╔══
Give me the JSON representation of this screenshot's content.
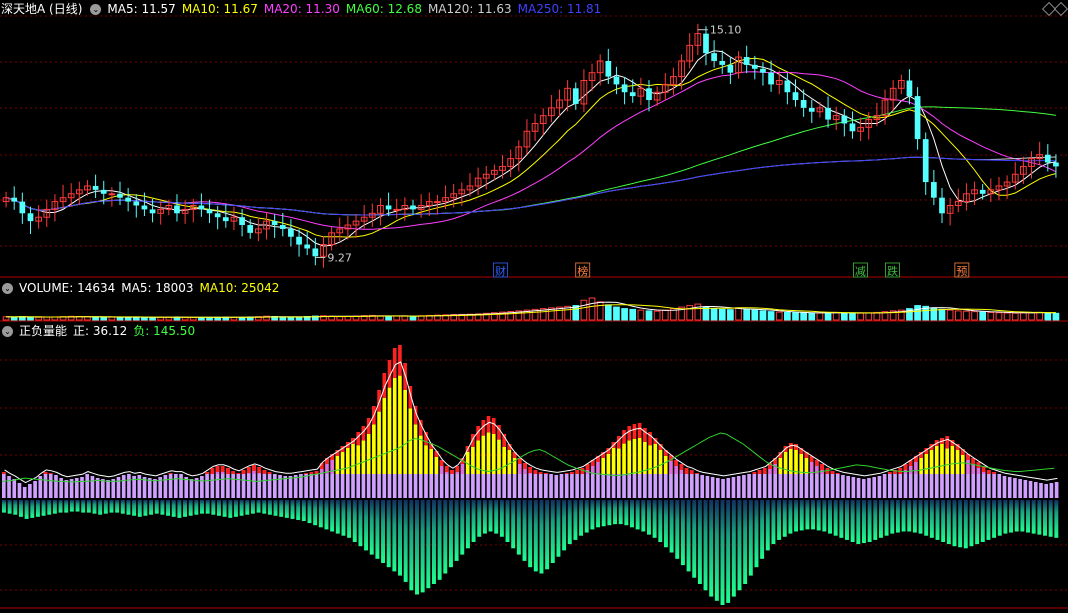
{
  "chart_data": [
    {
      "type": "candlestick",
      "panel": "price",
      "title": "深天地A (日线)",
      "ma_legend": [
        {
          "label": "MA5: 11.57",
          "color": "#ffffff"
        },
        {
          "label": "MA10: 11.67",
          "color": "#ffff00"
        },
        {
          "label": "MA20: 11.30",
          "color": "#ff40ff"
        },
        {
          "label": "MA60: 12.68",
          "color": "#40ff40"
        },
        {
          "label": "MA120: 11.63",
          "color": "#cccccc"
        },
        {
          "label": "MA250: 11.81",
          "color": "#4040ff"
        }
      ],
      "annotations": [
        {
          "label": "15.10",
          "value": 15.1
        },
        {
          "label": "9.27",
          "value": 9.27
        }
      ],
      "event_markers": [
        {
          "label": "财",
          "color": "#3060ff"
        },
        {
          "label": "榜",
          "color": "#ff8040"
        },
        {
          "label": "减",
          "color": "#40c040"
        },
        {
          "label": "跌",
          "color": "#40c040"
        },
        {
          "label": "预",
          "color": "#ff8040"
        }
      ],
      "ylim": [
        9.0,
        15.4
      ],
      "closes": [
        10.8,
        10.7,
        10.4,
        10.2,
        10.3,
        10.5,
        10.7,
        10.8,
        10.9,
        11.0,
        11.1,
        11.0,
        10.9,
        10.9,
        10.8,
        10.7,
        10.6,
        10.5,
        10.4,
        10.5,
        10.6,
        10.4,
        10.5,
        10.6,
        10.5,
        10.4,
        10.3,
        10.2,
        10.3,
        10.1,
        9.9,
        10.0,
        10.2,
        10.1,
        10.0,
        9.8,
        9.6,
        9.5,
        9.3,
        9.6,
        9.9,
        10.0,
        10.1,
        10.2,
        10.3,
        10.4,
        10.6,
        10.5,
        10.5,
        10.6,
        10.5,
        10.6,
        10.7,
        10.7,
        10.8,
        10.9,
        11.0,
        11.1,
        11.3,
        11.4,
        11.5,
        11.6,
        11.8,
        12.1,
        12.5,
        12.7,
        12.9,
        13.1,
        13.3,
        13.6,
        13.2,
        13.8,
        14.0,
        14.3,
        13.9,
        13.7,
        13.5,
        13.4,
        13.6,
        13.3,
        13.5,
        13.7,
        13.9,
        14.3,
        14.7,
        15.0,
        14.5,
        14.3,
        14.2,
        14.0,
        14.4,
        14.2,
        14.1,
        14.0,
        13.7,
        13.8,
        13.5,
        13.3,
        13.1,
        13.0,
        13.1,
        12.8,
        12.9,
        12.7,
        12.5,
        12.6,
        12.8,
        12.9,
        13.3,
        13.6,
        13.8,
        13.4,
        12.3,
        11.2,
        10.8,
        10.4,
        10.6,
        10.7,
        10.9,
        11.0,
        10.9,
        11.0,
        11.1,
        11.2,
        11.4,
        11.6,
        11.8,
        11.9,
        11.7,
        11.6
      ]
    },
    {
      "type": "bar",
      "panel": "volume",
      "title": "VOLUME: 14634",
      "legend": [
        {
          "label": "MA5: 18003",
          "color": "#ffffff"
        },
        {
          "label": "MA10: 25042",
          "color": "#ffff00"
        }
      ],
      "values": [
        2.1,
        2.0,
        2.2,
        2.0,
        1.8,
        1.9,
        2.0,
        2.2,
        2.4,
        2.3,
        2.1,
        2.0,
        1.8,
        1.9,
        1.8,
        1.9,
        2.0,
        1.8,
        1.7,
        1.8,
        1.9,
        2.0,
        1.9,
        1.7,
        1.6,
        1.7,
        1.8,
        1.9,
        1.8,
        1.7,
        2.0,
        2.2,
        2.5,
        2.3,
        2.0,
        1.8,
        1.9,
        2.3,
        2.6,
        2.8,
        2.5,
        2.2,
        2.4,
        2.6,
        2.9,
        3.0,
        2.7,
        2.4,
        2.6,
        2.7,
        2.5,
        2.8,
        3.0,
        3.2,
        3.4,
        3.6,
        3.7,
        3.8,
        4.0,
        4.4,
        4.8,
        5.2,
        5.6,
        6.0,
        6.5,
        7.0,
        7.5,
        8.0,
        8.5,
        9.0,
        9.5,
        13.0,
        14.5,
        12.0,
        10.0,
        8.5,
        7.5,
        7.0,
        6.5,
        6.0,
        5.8,
        6.5,
        7.5,
        8.5,
        9.5,
        10.5,
        8.5,
        7.5,
        7.0,
        6.8,
        8.0,
        7.0,
        6.5,
        6.0,
        5.5,
        5.2,
        5.0,
        4.8,
        4.6,
        4.5,
        4.6,
        4.8,
        5.0,
        4.6,
        4.4,
        4.5,
        4.7,
        5.0,
        5.5,
        6.0,
        6.5,
        7.5,
        9.5,
        9.0,
        8.0,
        7.0,
        6.5,
        6.0,
        5.8,
        5.5,
        5.2,
        5.0,
        4.8,
        4.6,
        4.5,
        4.7,
        4.9,
        5.0,
        4.6,
        4.4
      ]
    },
    {
      "type": "bar",
      "panel": "indicator",
      "title": "正负量能",
      "legend": [
        {
          "label": "正: 36.12",
          "color": "#ffffff"
        },
        {
          "label": "负: 145.50",
          "color": "#40ff40"
        }
      ],
      "positive": [
        26,
        22,
        19,
        15,
        11,
        14,
        17,
        22,
        26,
        25,
        23,
        20,
        18,
        19,
        20,
        21,
        24,
        22,
        20,
        19,
        18,
        19,
        21,
        23,
        24,
        22,
        23,
        21,
        20,
        19,
        21,
        23,
        25,
        24,
        24,
        21,
        19,
        20,
        22,
        26,
        30,
        32,
        32,
        30,
        27,
        25,
        28,
        31,
        33,
        31,
        28,
        26,
        24,
        23,
        22,
        22,
        23,
        24,
        25,
        26,
        27,
        35,
        40,
        44,
        48,
        52,
        56,
        60,
        66,
        72,
        80,
        92,
        108,
        125,
        138,
        150,
        153,
        135,
        112,
        92,
        78,
        66,
        55,
        47,
        38,
        32,
        28,
        32,
        40,
        52,
        64,
        72,
        78,
        82,
        80,
        73,
        64,
        54,
        46,
        40,
        35,
        31,
        28,
        26,
        25,
        24,
        23,
        24,
        25,
        26,
        28,
        30,
        34,
        38,
        42,
        46,
        50,
        56,
        62,
        68,
        72,
        74,
        75,
        70,
        66,
        60,
        54,
        48,
        43,
        38,
        34,
        30,
        28,
        25,
        23,
        22,
        21,
        20,
        19,
        20,
        21,
        22,
        23,
        24,
        26,
        28,
        30,
        35,
        40,
        46,
        52,
        55,
        54,
        50,
        46,
        42,
        38,
        34,
        30,
        27,
        25,
        23,
        22,
        21,
        20,
        19,
        20,
        21,
        22,
        24,
        26,
        28,
        30,
        34,
        38,
        42,
        46,
        50,
        54,
        58,
        60,
        62,
        58,
        54,
        49,
        44,
        40,
        36,
        32,
        28,
        26,
        24,
        22,
        21,
        20,
        19,
        18,
        17,
        16,
        15,
        14,
        15,
        16
      ],
      "negative": [
        12,
        13,
        14,
        16,
        18,
        17,
        16,
        15,
        14,
        13,
        12,
        12,
        11,
        11,
        12,
        12,
        13,
        14,
        13,
        12,
        12,
        13,
        14,
        15,
        16,
        15,
        14,
        13,
        14,
        15,
        16,
        17,
        16,
        15,
        14,
        13,
        13,
        14,
        15,
        16,
        17,
        16,
        15,
        14,
        13,
        12,
        13,
        14,
        15,
        16,
        17,
        18,
        19,
        20,
        22,
        24,
        26,
        28,
        30,
        32,
        34,
        36,
        40,
        44,
        48,
        52,
        56,
        60,
        64,
        68,
        72,
        78,
        86,
        90,
        88,
        84,
        80,
        76,
        70,
        64,
        58,
        52,
        46,
        40,
        35,
        32,
        30,
        32,
        35,
        40,
        46,
        52,
        58,
        64,
        68,
        70,
        66,
        60,
        54,
        48,
        42,
        38,
        34,
        31,
        28,
        26,
        25,
        24,
        23,
        23,
        24,
        26,
        28,
        30,
        33,
        36,
        40,
        45,
        50,
        56,
        62,
        68,
        74,
        80,
        86,
        92,
        96,
        100,
        98,
        92,
        86,
        80,
        72,
        64,
        56,
        48,
        42,
        38,
        35,
        32,
        30,
        29,
        28,
        28,
        29,
        30,
        32,
        34,
        36,
        38,
        40,
        42,
        41,
        40,
        38,
        36,
        34,
        32,
        31,
        30,
        30,
        31,
        32,
        34,
        36,
        38,
        40,
        42,
        44,
        45,
        46,
        44,
        42,
        40,
        38,
        36,
        34,
        32,
        31,
        30,
        30,
        31,
        32,
        33,
        34,
        35,
        36
      ]
    }
  ]
}
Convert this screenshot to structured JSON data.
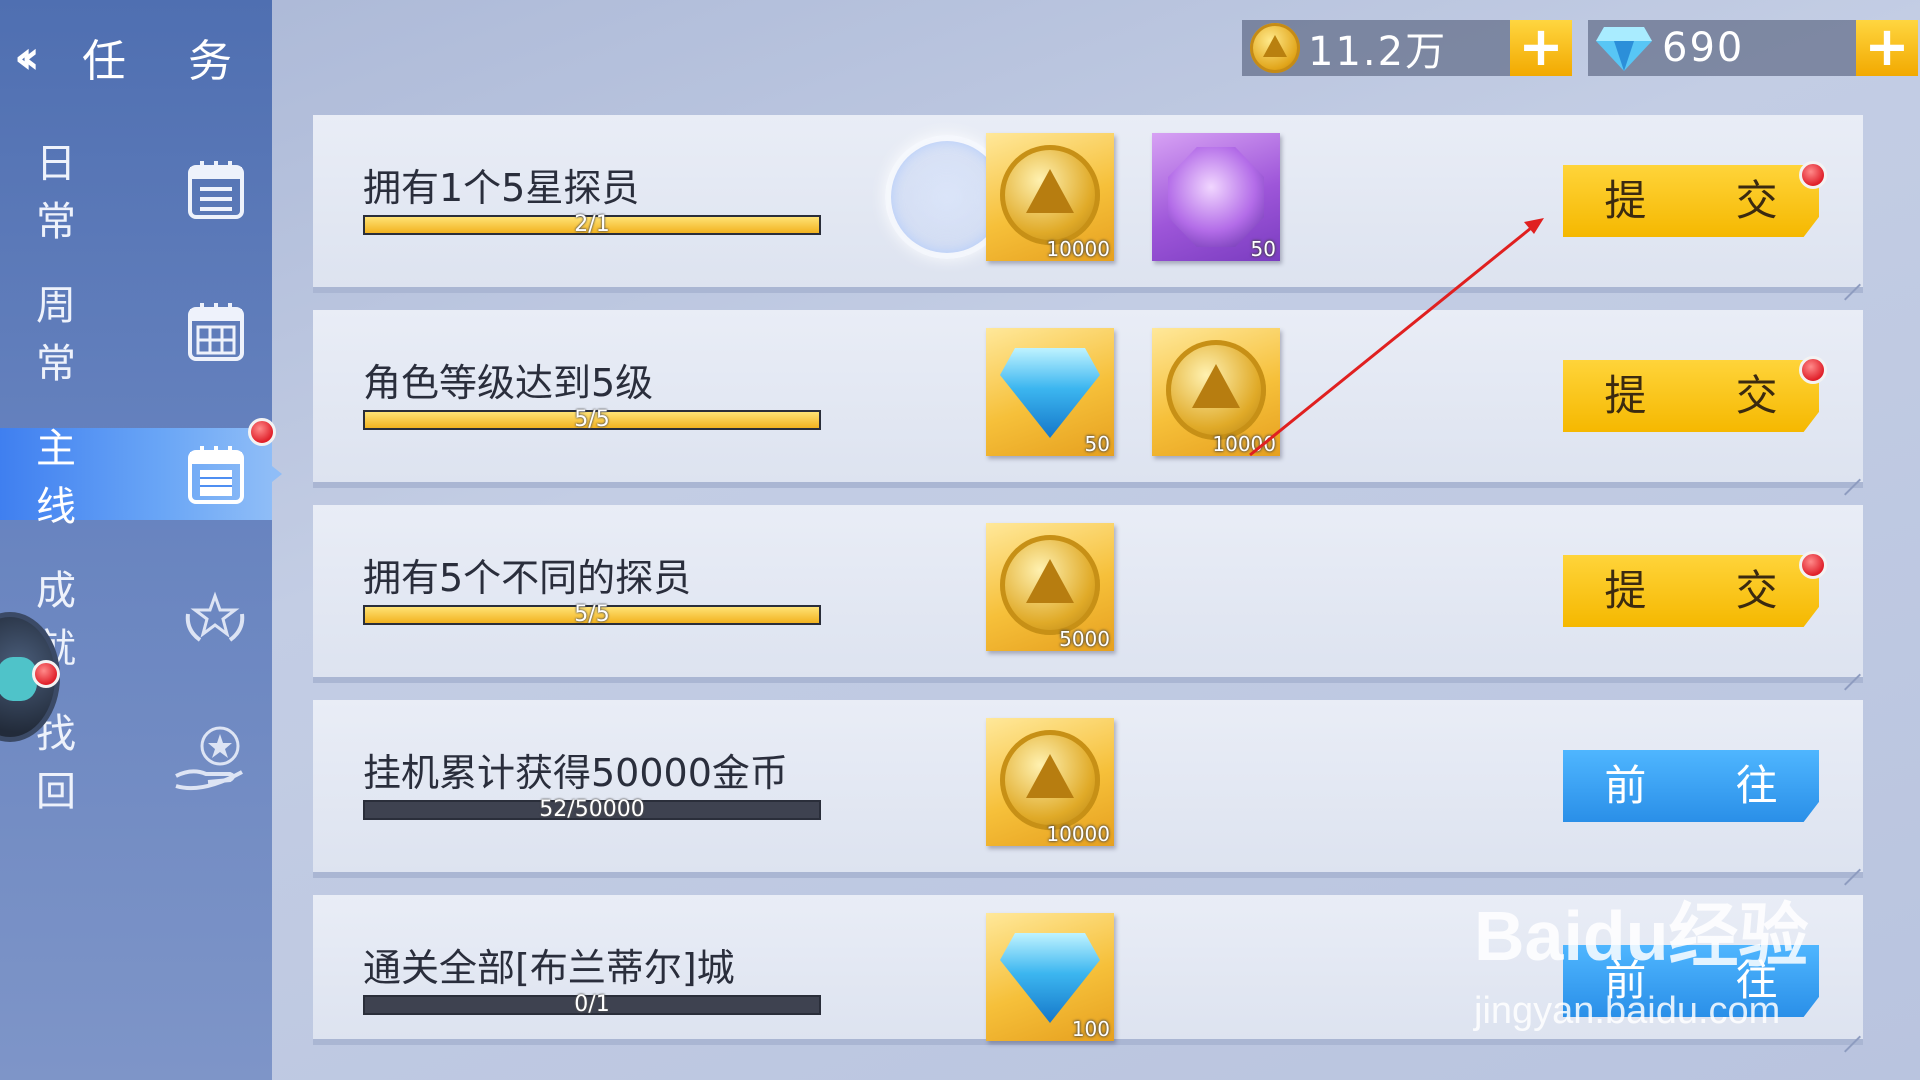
{
  "header": {
    "back_icon": "chevron-left-icon",
    "title": "任 务"
  },
  "sidebar": {
    "items": [
      {
        "label": "日 常",
        "icon": "daily-calendar-icon",
        "active": false
      },
      {
        "label": "周 常",
        "icon": "weekly-calendar-icon",
        "active": false
      },
      {
        "label": "主 线",
        "icon": "main-calendar-icon",
        "active": true,
        "badge": true
      },
      {
        "label": "成 就",
        "icon": "laurel-star-icon",
        "active": false
      },
      {
        "label": "找 回",
        "icon": "hand-star-icon",
        "active": false
      }
    ]
  },
  "currency": {
    "gold": {
      "value": "11.2万",
      "icon": "gold-coin-icon",
      "plus": "+"
    },
    "diamond": {
      "value": "690",
      "icon": "diamond-icon",
      "plus": "+"
    }
  },
  "tasks": [
    {
      "title": "拥有1个5星探员",
      "progress_text": "2/1",
      "progress": 1.0,
      "rewards": [
        {
          "type": "gold-coin",
          "qty": "10000"
        },
        {
          "type": "purple-crystal",
          "qty": "50"
        }
      ],
      "action": "提 交",
      "action_type": "submit",
      "badge": true
    },
    {
      "title": "角色等级达到5级",
      "progress_text": "5/5",
      "progress": 1.0,
      "rewards": [
        {
          "type": "diamond",
          "qty": "50"
        },
        {
          "type": "gold-coin",
          "qty": "10000"
        }
      ],
      "action": "提 交",
      "action_type": "submit",
      "badge": true
    },
    {
      "title": "拥有5个不同的探员",
      "progress_text": "5/5",
      "progress": 1.0,
      "rewards": [
        {
          "type": "gold-coin",
          "qty": "5000"
        }
      ],
      "action": "提 交",
      "action_type": "submit",
      "badge": true
    },
    {
      "title": "挂机累计获得50000金币",
      "progress_text": "52/50000",
      "progress": 0.00104,
      "rewards": [
        {
          "type": "gold-coin",
          "qty": "10000"
        }
      ],
      "action": "前 往",
      "action_type": "goto",
      "badge": false
    },
    {
      "title": "通关全部[布兰蒂尔]城",
      "progress_text": "0/1",
      "progress": 0,
      "rewards": [
        {
          "type": "diamond",
          "qty": "100"
        }
      ],
      "action": "前 往",
      "action_type": "goto",
      "badge": false
    }
  ],
  "watermark": {
    "text": "Baidu经验",
    "url": "jingyan.baidu.com"
  },
  "colors": {
    "accent_yellow": "#f5b800",
    "accent_blue": "#2a8fe8",
    "badge_red": "#e0202a"
  }
}
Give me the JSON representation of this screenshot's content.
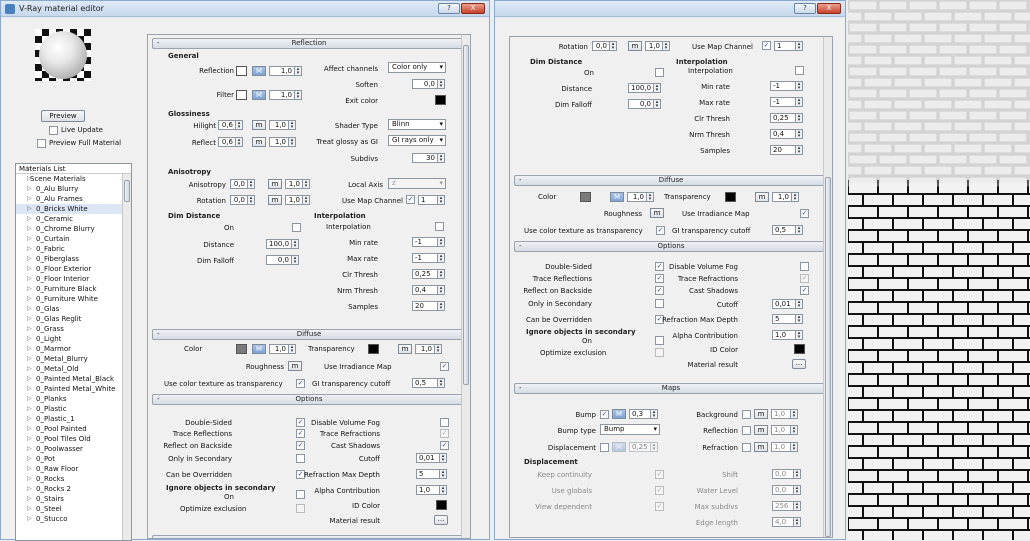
{
  "window1": {
    "title": "V-Ray material editor",
    "help": "?",
    "close": "X"
  },
  "window2": {
    "help": "?",
    "close": "X"
  },
  "preview": {
    "button": "Preview",
    "live_update": "Live Update",
    "preview_full": "Preview Full Material"
  },
  "materials": {
    "title": "Materials List",
    "root": "Scene Materials",
    "items": [
      "0_Alu Blurry",
      "0_Alu Frames",
      "0_Bricks White",
      "0_Ceramic",
      "0_Chrome Blurry",
      "0_Curtain",
      "0_Fabric",
      "0_Fiberglass",
      "0_Floor Exterior",
      "0_Floor Interior",
      "0_Furniture Black",
      "0_Furniture White",
      "0_Glas",
      "0_Glas Reglit",
      "0_Grass",
      "0_Light",
      "0_Marmor",
      "0_Metal_Blurry",
      "0_Metal_Old",
      "0_Painted Metal_Black",
      "0_Painted Metal_White",
      "0_Planks",
      "0_Plastic",
      "0_Plastic_1",
      "0_Pool Painted",
      "0_Pool Tiles Old",
      "0_Poolwasser",
      "0_Pot",
      "0_Raw Floor",
      "0_Rocks",
      "0_Rocks 2",
      "0_Stairs",
      "0_Steel",
      "0_Stucco"
    ],
    "selected": 2
  },
  "reflection": {
    "header": "Reflection",
    "general": "General",
    "reflection": "Reflection",
    "filter": "Filter",
    "m": "M",
    "m_lower": "m",
    "val_1": "1,0",
    "affect_channels": "Affect channels",
    "affect_value": "Color only",
    "soften": "Soften",
    "soften_val": "0,0",
    "exit_color": "Exit color",
    "glossiness": "Glossiness",
    "hilight": "Hilight",
    "hilight_val": "0,6",
    "reflect": "Reflect",
    "reflect_val": "0,6",
    "shader_type": "Shader Type",
    "shader_val": "Blinn",
    "treat_glossy": "Treat glossy as GI",
    "treat_val": "GI rays only",
    "subdivs": "Subdivs",
    "subdivs_val": "30",
    "anisotropy_group": "Anisotropy",
    "anisotropy": "Anisotropy",
    "rotation": "Rotation",
    "zero": "0,0",
    "local_axis": "Local Axis",
    "local_val": "z",
    "use_map_channel": "Use Map Channel",
    "map_ch_val": "1",
    "dim_distance": "Dim Distance",
    "on": "On",
    "distance": "Distance",
    "distance_val": "100,0",
    "dim_falloff": "Dim Falloff",
    "falloff_val": "0,0",
    "interpolation": "Interpolation",
    "interp": "Interpolation",
    "min_rate": "Min rate",
    "min_val": "-1",
    "max_rate": "Max rate",
    "max_val": "-1",
    "clr_thresh": "Clr Thresh",
    "clr_val": "0,25",
    "nrm_thresh": "Nrm Thresh",
    "nrm_val": "0,4",
    "samples": "Samples",
    "samples_val": "20"
  },
  "diffuse": {
    "header": "Diffuse",
    "color": "Color",
    "m": "M",
    "val": "1,0",
    "transparency": "Transparency",
    "m_lower": "m",
    "roughness": "Roughness",
    "use_irr": "Use Irradiance Map",
    "use_color_tex": "Use color texture as transparency",
    "gi_cutoff": "GI transparency cutoff",
    "gi_val": "0,5"
  },
  "options": {
    "header": "Options",
    "double_sided": "Double-Sided",
    "trace_refl": "Trace Reflections",
    "reflect_backside": "Reflect on Backside",
    "only_secondary": "Only in Secondary",
    "can_override": "Can be Overridden",
    "ignore": "Ignore objects in secondary",
    "on": "On",
    "optimize": "Optimize exclusion",
    "disable_fog": "Disable Volume Fog",
    "trace_refr": "Trace Refractions",
    "cast_shadows": "Cast Shadows",
    "cutoff": "Cutoff",
    "cutoff_val": "0,01",
    "refr_max_depth": "Refraction Max Depth",
    "depth_val": "5",
    "alpha": "Alpha Contribution",
    "alpha_val": "1,0",
    "id_color": "ID Color",
    "material_result": "Material result",
    "dots": "..."
  },
  "maps": {
    "header": "Maps",
    "bump": "Bump",
    "bump_val": "0,3",
    "m": "M",
    "bump_type": "Bump type",
    "bump_type_val": "Bump",
    "displacement": "Displacement",
    "disp_val": "0,25",
    "background": "Background",
    "reflection": "Reflection",
    "refraction": "Refraction",
    "m_lower": "m",
    "val": "1,0",
    "disp_group": "Displacement",
    "keep_cont": "Keep continuity",
    "use_globals": "Use globals",
    "view_dep": "View dependent",
    "shift": "Shift",
    "shift_val": "0,0",
    "water": "Water Level",
    "water_val": "0,0",
    "max_subdivs": "Max subdivs",
    "max_subdivs_val": "256",
    "edge_len": "Edge length",
    "edge_val": "4,0"
  },
  "colors": {
    "brick_light": "#f2f2f2",
    "brick_dark": "#1a1a1a",
    "swatch_gray": "#7a7a7a"
  }
}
╚══
Exercise prompt: In the data above, how many lines contain the string "star"? Answer with the number only.

The output: 2